SOURCE
Re: [PATCH v3 1/3] kexec: Move vmcoreinfo out of the kernel's .bss section

2017-03-22 Thread Xunlei Pang
On 03/22/2017 at 04:55 PM, Xunlei Pang wrote:
> On 03/21/2017 at 11:33 AM, Eric W. Biederman wrote:
>> Xunlei Pang  writes:
>>
>>> As Eric said,
>>> "what we need to do is move the variable vmcoreinfo_note out
>>> of the kernel's .bss section.  And modify the code to regenerate
>>> and keep this information in something like the control page.
>>>
>>> Definitely something like this needs a page all to itself, and ideally
>>> far away from any other kernel data structures.  I clearly was not
>>> watching closely the data someone decided to keep this silly thing
>>> in the kernel's .bss section."
>>>
>>> This patch allocates extra pages for these vmcoreinfo_XXX variables,
>>> one advantage is that it enhances some safety of vmcoreinfo, because
>>> vmcoreinfo now is kept far away from other kernel data structures.
>> Can you preceed this patch with a patch that removes CRASHTIME from
>> vmcoreinfo?  If someone actually cares we can add a separate note that holds
>> a 64bit crashtime in the per cpu notes.  
> Hi Eric,
>
> Thanks for your review, I took some time and did some investigation.
>
> Removing "CRASHTIME=X" from vmcoreinfo_note will break user-space tools.
> For example, makedumpfile gets vmcoreinfo note information by reading
> "/sys/kernel/vmcoreinfo"  its PA, then get its "VA = PA | PAGE_OFFSET",
> and then get the timestamp. This operates in the first kernel even before
> kdump is loaded.

Think more, this is not a problem for "makedumpfile --mem-usage",
as the system doesn't have "CRASHTIME" before crash. But still we
may have the following concerns.

TASK LIST
[A] Rewrite the vmcoreinfo patch thread, everything from "Think more, this" down to "the following concerns.", substituting "issues" for "concerns".
[B] Answer these questions from the vmcoreinfo patch thread:
(i) Out of which section of the kernel does the patch move the vmcoreinfo variable?
(ii) Which user-space tool is given as an example of one that removing "CRASHTIME=X" would break?
(iii) Where does Eric suggest a separate note holding a 64bit crashtime could go?
The data after this text have no role in the exercise.

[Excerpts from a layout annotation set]

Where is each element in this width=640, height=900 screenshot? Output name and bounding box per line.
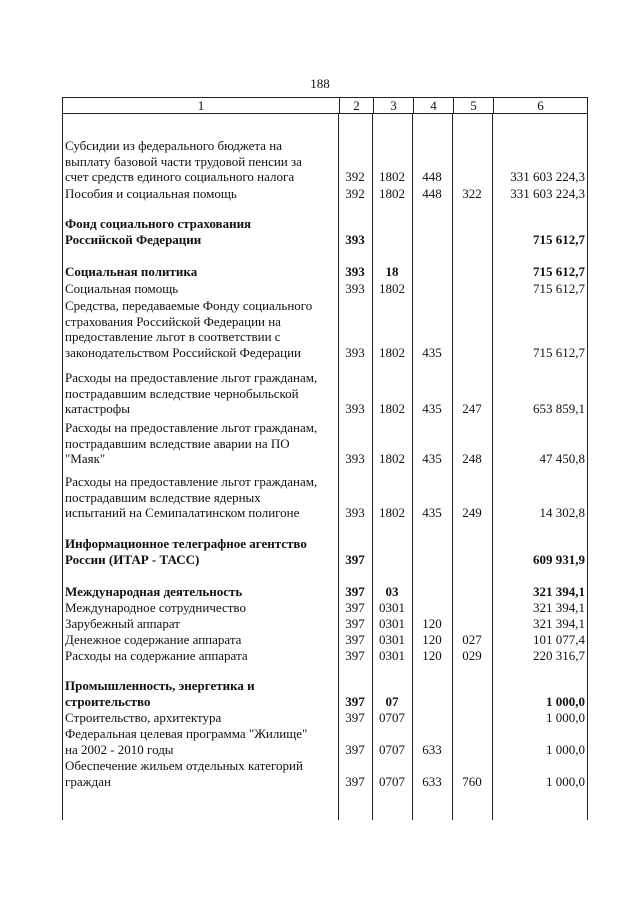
row-description-line: "Маяк" (65, 451, 106, 466)
row-description-line: Субсидии из федерального бюджета на (65, 138, 283, 153)
page-number: 188 (310, 76, 330, 91)
amount: 47 450,8 (539, 451, 585, 466)
table-row (62, 186, 588, 202)
table-row (62, 281, 588, 297)
header-col-1: 1 (197, 98, 205, 113)
ministry-code: 392 (345, 186, 365, 201)
row-description (65, 264, 337, 280)
table-header (62, 97, 588, 114)
row-description (65, 632, 337, 648)
row-description (65, 710, 337, 726)
row-description (65, 420, 337, 467)
target-article-code: 120 (422, 648, 442, 663)
ministry-code: 397 (345, 584, 365, 599)
expense-type-code: 322 (462, 186, 482, 201)
row-description-line: Расходы на предоставление льгот гражданам, (65, 420, 318, 435)
amount: 1 000,0 (546, 773, 585, 789)
ministry-code: 397 (345, 693, 365, 709)
section-code: 07 (385, 693, 399, 709)
amount: 321 394,1 (533, 616, 585, 631)
row-description-line: Федеральная целевая программа "Жилище" (65, 726, 308, 741)
target-article-code: 120 (422, 616, 442, 631)
section-code: 03 (385, 584, 399, 599)
row-description-line: законодательством Российской Федерации (65, 344, 301, 360)
table-row (62, 584, 588, 600)
table-row (62, 678, 588, 709)
row-description (65, 726, 337, 757)
row-description (65, 678, 337, 709)
section-code: 1802 (379, 169, 405, 184)
row-description-line: Промышленность, энергетика и (65, 678, 255, 693)
table-row (62, 710, 588, 726)
table-row (62, 264, 588, 280)
ministry-code: 397 (345, 551, 365, 567)
table-row (62, 138, 588, 185)
table-row (62, 632, 588, 648)
row-description-line: Расходы на содержание аппарата (65, 648, 248, 663)
section-code: 1802 (379, 451, 405, 466)
ministry-code: 393 (345, 505, 365, 520)
section-code: 1802 (379, 281, 405, 296)
table-row (62, 648, 588, 664)
row-description-line: Средства, передаваемые Фонду социального (65, 298, 313, 313)
row-description (65, 474, 337, 521)
amount: 609 931,9 (533, 551, 585, 567)
header-col-4: 4 (413, 98, 453, 113)
row-description (65, 616, 337, 632)
table-row (62, 600, 588, 616)
amount: 220 316,7 (533, 648, 585, 663)
row-description-line: Расходы на предоставление льгот гражданам, (65, 474, 318, 489)
table-row (62, 474, 588, 521)
table-row (62, 726, 588, 757)
ministry-code: 393 (345, 231, 365, 247)
amount: 321 394,1 (533, 584, 585, 599)
row-description (65, 758, 337, 789)
row-description-line: России (ИТАР - ТАСС) (65, 551, 200, 567)
ministry-code: 393 (345, 451, 365, 466)
section-code: 1802 (379, 344, 405, 360)
row-description-line: Международное сотрудничество (65, 600, 246, 615)
row-description-line: Расходы на предоставление льгот гражданам, (65, 370, 318, 385)
ministry-code: 397 (345, 600, 365, 615)
row-description-line: граждан (65, 773, 111, 789)
row-description-line: на 2002 - 2010 годы (65, 741, 174, 757)
row-description-line: Обеспечение жильем отдельных категорий (65, 758, 303, 773)
ministry-code: 397 (345, 616, 365, 631)
target-article-code: 435 (422, 505, 442, 520)
amount: 14 302,8 (539, 505, 585, 520)
row-description (65, 216, 337, 247)
ministry-code: 397 (345, 710, 365, 725)
amount: 331 603 224,3 (510, 169, 585, 184)
table-row (62, 616, 588, 632)
section-code: 1802 (379, 186, 405, 201)
row-description-line: Фонд социального страхования (65, 216, 252, 231)
row-description-line: Денежное содержание аппарата (65, 632, 242, 647)
row-description-line: Информационное телеграфное агентство (65, 536, 307, 551)
section-code: 0301 (379, 632, 405, 647)
amount: 331 603 224,3 (510, 186, 585, 201)
ministry-code: 397 (345, 773, 365, 789)
table-row (62, 536, 588, 567)
row-description-line: катастрофы (65, 401, 130, 416)
ministry-code: 393 (345, 344, 365, 360)
table-row (62, 758, 588, 789)
row-description-line: Социальная политика (65, 264, 198, 279)
row-description-line: Социальная помощь (65, 281, 179, 296)
target-article-code: 448 (422, 186, 442, 201)
expense-type-code: 249 (462, 505, 482, 520)
table-row (62, 420, 588, 467)
section-code: 0301 (379, 600, 405, 615)
row-description (65, 281, 337, 297)
ministry-code: 392 (345, 169, 365, 184)
target-article-code: 435 (422, 344, 442, 360)
ministry-code: 393 (345, 264, 365, 279)
row-description-line: строительство (65, 693, 151, 709)
expense-type-code: 248 (462, 451, 482, 466)
expense-type-code: 027 (462, 632, 482, 647)
target-article-code: 448 (422, 169, 442, 184)
amount: 653 859,1 (533, 401, 585, 416)
row-description-line: Российской Федерации (65, 231, 202, 247)
expense-type-code: 760 (462, 773, 482, 789)
row-description (65, 648, 337, 664)
row-description-line: пострадавшим вследствие ядерных (65, 489, 261, 505)
row-description-line: Зарубежный аппарат (65, 616, 180, 631)
ministry-code: 393 (345, 401, 365, 416)
section-code: 18 (385, 264, 399, 279)
row-description-line: Международная деятельность (65, 584, 243, 599)
row-description (65, 584, 337, 600)
amount: 1 000,0 (546, 710, 585, 725)
section-code: 0301 (379, 648, 405, 663)
target-article-code: 633 (422, 773, 442, 789)
row-description (65, 536, 337, 567)
row-description (65, 186, 337, 202)
table-row (62, 298, 588, 360)
section-code: 1802 (379, 401, 405, 416)
row-description (65, 298, 337, 360)
target-article-code: 120 (422, 632, 442, 647)
table-row (62, 216, 588, 247)
row-description-line: страхования Российской Федерации на (65, 313, 281, 329)
table-row (62, 370, 588, 417)
section-code: 0707 (379, 710, 405, 725)
section-code: 0301 (379, 616, 405, 631)
row-description (65, 138, 337, 185)
amount: 715 612,7 (533, 264, 585, 279)
expense-type-code: 029 (462, 648, 482, 663)
row-description (65, 600, 337, 616)
header-col-5: 5 (453, 98, 493, 113)
target-article-code: 435 (422, 401, 442, 416)
target-article-code: 633 (422, 741, 442, 757)
amount: 715 612,7 (533, 231, 585, 247)
header-col-3: 3 (373, 98, 413, 113)
ministry-code: 397 (345, 632, 365, 647)
row-description (65, 370, 337, 417)
row-description-line: выплату базовой части трудовой пенсии за (65, 153, 302, 169)
row-description-line: испытаний на Семипалатинском полигоне (65, 505, 300, 520)
amount: 101 077,4 (533, 632, 585, 647)
section-code: 1802 (379, 505, 405, 520)
row-description-line: счет средств единого социального налога (65, 169, 295, 184)
amount: 1 000,0 (546, 741, 585, 757)
amount: 715 612,7 (533, 344, 585, 360)
row-description-line: пострадавшим вследствие аварии на ПО (65, 435, 290, 451)
expense-type-code: 247 (462, 401, 482, 416)
amount: 715 612,7 (533, 281, 585, 296)
target-article-code: 435 (422, 451, 442, 466)
header-col-2: 2 (339, 98, 373, 113)
section-code: 0707 (379, 773, 405, 789)
row-description-line: Пособия и социальная помощь (65, 186, 237, 201)
amount: 321 394,1 (533, 600, 585, 615)
section-code: 0707 (379, 741, 405, 757)
amount: 1 000,0 (546, 693, 585, 709)
row-description-line: предоставление льгот в соответствии с (65, 329, 281, 344)
ministry-code: 397 (345, 648, 365, 663)
row-description-line: Строительство, архитектура (65, 710, 222, 725)
ministry-code: 397 (345, 741, 365, 757)
row-description-line: пострадавшим вследствие чернобыльской (65, 385, 299, 401)
header-col-6: 6 (493, 98, 587, 113)
ministry-code: 393 (345, 281, 365, 296)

TASK ANSWERS
[A]
Think more, this is not a problem for "makedumpfile --mem-usage",
as the system doesn't have "CRASHTIME" before crash. But still we
may have the following issues.

[B]
(i) The kernel's .bss section.
(ii) makedumpfile.
(iii) In the per cpu notes.